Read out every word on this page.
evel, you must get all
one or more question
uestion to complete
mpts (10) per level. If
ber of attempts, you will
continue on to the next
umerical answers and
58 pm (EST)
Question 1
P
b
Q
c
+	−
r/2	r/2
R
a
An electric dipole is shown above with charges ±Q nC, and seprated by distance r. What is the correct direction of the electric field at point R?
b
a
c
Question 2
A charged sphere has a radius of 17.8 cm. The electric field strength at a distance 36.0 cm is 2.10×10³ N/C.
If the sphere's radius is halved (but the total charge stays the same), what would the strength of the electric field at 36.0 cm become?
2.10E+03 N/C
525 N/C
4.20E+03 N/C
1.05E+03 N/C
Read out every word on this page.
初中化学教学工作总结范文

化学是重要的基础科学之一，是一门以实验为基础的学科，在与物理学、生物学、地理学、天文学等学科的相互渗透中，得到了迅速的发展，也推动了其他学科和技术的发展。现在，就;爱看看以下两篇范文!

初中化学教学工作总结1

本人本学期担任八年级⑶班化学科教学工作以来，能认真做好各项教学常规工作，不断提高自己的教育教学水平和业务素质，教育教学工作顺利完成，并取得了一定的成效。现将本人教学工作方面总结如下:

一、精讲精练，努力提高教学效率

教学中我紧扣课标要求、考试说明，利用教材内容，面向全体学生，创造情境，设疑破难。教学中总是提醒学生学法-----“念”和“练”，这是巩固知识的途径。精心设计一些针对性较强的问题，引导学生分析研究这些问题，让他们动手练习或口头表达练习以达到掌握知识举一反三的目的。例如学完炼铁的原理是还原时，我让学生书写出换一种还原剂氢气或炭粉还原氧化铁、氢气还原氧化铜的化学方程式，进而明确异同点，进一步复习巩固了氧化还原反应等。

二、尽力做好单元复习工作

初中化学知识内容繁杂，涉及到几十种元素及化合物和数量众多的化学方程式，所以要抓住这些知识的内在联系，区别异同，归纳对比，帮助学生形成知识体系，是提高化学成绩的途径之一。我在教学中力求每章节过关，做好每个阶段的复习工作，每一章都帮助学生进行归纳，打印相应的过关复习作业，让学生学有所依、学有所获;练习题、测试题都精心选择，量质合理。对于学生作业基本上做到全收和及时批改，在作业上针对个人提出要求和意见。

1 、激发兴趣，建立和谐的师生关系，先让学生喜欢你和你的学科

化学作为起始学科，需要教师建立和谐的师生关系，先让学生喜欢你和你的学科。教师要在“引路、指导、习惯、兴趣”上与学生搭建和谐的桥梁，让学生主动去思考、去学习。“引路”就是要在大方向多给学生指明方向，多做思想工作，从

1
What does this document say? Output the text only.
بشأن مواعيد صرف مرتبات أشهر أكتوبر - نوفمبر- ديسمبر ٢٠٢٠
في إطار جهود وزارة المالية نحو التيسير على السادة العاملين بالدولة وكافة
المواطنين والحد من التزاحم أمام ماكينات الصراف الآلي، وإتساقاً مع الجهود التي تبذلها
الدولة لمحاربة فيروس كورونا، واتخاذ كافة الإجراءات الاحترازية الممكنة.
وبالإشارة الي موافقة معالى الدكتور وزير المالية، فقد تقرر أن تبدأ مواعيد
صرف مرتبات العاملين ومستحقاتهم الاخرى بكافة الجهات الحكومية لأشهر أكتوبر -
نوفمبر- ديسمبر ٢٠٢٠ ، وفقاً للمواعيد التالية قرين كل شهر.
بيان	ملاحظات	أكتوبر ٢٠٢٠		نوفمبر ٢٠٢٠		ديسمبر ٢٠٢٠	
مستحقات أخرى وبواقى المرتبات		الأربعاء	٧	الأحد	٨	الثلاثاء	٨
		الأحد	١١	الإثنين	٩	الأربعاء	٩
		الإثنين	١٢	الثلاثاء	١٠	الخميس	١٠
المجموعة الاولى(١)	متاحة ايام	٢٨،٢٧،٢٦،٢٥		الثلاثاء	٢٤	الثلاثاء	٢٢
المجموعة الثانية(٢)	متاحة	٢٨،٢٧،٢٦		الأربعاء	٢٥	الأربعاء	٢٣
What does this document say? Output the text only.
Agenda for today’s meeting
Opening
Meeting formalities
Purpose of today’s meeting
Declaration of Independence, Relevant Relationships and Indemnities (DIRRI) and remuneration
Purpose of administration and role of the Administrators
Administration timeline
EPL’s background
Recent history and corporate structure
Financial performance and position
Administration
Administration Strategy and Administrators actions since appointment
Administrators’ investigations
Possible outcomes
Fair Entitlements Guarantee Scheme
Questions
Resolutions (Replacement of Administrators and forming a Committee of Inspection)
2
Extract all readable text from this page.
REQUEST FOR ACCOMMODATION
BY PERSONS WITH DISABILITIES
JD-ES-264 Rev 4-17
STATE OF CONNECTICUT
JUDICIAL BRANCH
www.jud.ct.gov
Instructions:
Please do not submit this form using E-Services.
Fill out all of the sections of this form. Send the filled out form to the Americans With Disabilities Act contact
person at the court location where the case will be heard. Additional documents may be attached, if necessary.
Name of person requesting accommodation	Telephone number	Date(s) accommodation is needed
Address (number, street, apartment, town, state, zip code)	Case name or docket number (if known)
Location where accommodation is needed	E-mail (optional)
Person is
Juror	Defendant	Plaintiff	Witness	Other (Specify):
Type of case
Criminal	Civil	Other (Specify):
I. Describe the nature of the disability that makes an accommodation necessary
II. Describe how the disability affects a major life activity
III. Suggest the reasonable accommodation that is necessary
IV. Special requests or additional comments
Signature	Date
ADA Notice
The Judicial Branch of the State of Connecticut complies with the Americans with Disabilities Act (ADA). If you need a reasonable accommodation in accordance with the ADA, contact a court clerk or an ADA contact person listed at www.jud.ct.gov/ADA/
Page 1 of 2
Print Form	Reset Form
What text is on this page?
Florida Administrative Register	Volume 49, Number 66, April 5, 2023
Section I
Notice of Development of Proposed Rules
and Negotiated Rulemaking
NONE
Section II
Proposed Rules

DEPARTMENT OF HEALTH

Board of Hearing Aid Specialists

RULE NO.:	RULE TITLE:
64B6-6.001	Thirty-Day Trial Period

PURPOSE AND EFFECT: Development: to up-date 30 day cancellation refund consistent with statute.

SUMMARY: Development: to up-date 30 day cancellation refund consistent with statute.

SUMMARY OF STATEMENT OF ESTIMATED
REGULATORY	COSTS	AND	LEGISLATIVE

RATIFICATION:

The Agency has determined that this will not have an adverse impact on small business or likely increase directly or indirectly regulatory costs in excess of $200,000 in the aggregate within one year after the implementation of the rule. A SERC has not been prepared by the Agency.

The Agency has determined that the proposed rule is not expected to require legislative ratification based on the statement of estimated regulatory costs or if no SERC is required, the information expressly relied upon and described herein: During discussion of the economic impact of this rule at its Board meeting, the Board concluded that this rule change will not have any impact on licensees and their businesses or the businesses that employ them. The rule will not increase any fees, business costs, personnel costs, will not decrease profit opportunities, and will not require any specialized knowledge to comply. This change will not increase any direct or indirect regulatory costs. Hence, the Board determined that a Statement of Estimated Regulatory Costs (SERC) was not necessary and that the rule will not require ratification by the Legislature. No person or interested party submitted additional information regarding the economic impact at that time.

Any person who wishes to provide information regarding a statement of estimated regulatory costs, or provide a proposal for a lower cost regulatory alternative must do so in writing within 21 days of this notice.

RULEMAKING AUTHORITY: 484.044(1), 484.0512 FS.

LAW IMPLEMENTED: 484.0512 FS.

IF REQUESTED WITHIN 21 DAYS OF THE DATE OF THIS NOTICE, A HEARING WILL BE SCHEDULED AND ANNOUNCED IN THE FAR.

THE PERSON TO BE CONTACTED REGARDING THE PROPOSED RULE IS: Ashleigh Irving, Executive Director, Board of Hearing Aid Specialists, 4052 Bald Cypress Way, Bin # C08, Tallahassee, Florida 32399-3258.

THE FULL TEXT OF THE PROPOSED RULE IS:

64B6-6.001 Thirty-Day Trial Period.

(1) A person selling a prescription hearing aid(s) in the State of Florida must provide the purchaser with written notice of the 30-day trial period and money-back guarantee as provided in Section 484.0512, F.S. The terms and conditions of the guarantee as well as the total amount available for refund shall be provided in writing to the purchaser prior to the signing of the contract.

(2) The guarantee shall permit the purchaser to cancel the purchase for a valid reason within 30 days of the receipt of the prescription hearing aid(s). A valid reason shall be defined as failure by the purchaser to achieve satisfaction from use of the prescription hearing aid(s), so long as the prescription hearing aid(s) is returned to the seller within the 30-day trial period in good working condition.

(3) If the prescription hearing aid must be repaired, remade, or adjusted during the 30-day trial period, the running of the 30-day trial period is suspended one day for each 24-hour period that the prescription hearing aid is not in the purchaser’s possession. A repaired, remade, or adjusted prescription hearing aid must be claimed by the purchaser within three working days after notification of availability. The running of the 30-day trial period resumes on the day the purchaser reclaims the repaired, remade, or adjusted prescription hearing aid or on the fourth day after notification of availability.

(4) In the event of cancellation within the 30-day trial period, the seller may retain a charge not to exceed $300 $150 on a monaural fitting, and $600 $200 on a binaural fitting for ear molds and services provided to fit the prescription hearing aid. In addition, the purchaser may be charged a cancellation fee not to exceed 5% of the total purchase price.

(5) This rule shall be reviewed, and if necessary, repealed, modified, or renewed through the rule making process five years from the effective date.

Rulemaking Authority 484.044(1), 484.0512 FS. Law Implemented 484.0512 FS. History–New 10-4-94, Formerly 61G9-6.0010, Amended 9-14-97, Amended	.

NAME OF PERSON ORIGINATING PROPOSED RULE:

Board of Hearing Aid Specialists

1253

### TASK GOAL
Identify which lines contain the word "from" and copy each one.

### RESPONSE
Extract all readable text from this page.
(2) The guarantee shall permit the purchaser to cancel the purchase for a valid reason within 30 days of the receipt of the prescription hearing aid(s). A valid reason shall be defined as failure by the purchaser to achieve satisfaction from use of the prescription hearing aid(s), so long as the prescription hearing aid(s) is returned to the seller within the 30-day trial period in good working condition.
(5) This rule shall be reviewed, and if necessary, repealed, modified, or renewed through the rule making process five years from the effective date.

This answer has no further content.